>>>>>

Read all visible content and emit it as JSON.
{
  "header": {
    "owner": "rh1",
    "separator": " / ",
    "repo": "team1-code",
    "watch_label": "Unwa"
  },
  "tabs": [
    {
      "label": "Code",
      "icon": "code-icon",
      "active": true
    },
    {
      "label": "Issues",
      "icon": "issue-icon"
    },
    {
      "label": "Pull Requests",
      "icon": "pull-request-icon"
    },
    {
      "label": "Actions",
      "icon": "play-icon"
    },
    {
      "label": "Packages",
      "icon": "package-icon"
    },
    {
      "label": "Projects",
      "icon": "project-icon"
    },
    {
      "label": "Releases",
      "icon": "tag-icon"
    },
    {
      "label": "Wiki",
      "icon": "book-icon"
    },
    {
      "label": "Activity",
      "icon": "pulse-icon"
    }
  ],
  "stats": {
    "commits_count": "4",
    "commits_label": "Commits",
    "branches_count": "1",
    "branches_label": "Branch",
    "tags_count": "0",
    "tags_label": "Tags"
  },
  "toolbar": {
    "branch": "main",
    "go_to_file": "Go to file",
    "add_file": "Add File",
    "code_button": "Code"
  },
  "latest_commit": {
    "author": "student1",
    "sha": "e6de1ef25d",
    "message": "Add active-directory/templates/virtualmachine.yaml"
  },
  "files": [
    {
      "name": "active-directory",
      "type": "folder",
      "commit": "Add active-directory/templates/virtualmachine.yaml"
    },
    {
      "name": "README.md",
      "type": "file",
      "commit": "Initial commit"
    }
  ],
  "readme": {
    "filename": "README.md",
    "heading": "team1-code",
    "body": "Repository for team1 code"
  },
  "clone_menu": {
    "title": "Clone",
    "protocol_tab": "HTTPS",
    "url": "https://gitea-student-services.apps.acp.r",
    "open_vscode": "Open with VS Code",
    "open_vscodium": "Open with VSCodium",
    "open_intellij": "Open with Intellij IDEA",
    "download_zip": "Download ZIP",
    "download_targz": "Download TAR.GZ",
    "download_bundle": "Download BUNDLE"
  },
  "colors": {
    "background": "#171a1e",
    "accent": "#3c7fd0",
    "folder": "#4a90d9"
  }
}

<<<<<

Gather up the lines that contain the word "virtualmachine".

    "message": "Add active-directory/templates/virtualmachine.yaml"
      "commit": "Add active-directory/templates/virtualmachine.yaml"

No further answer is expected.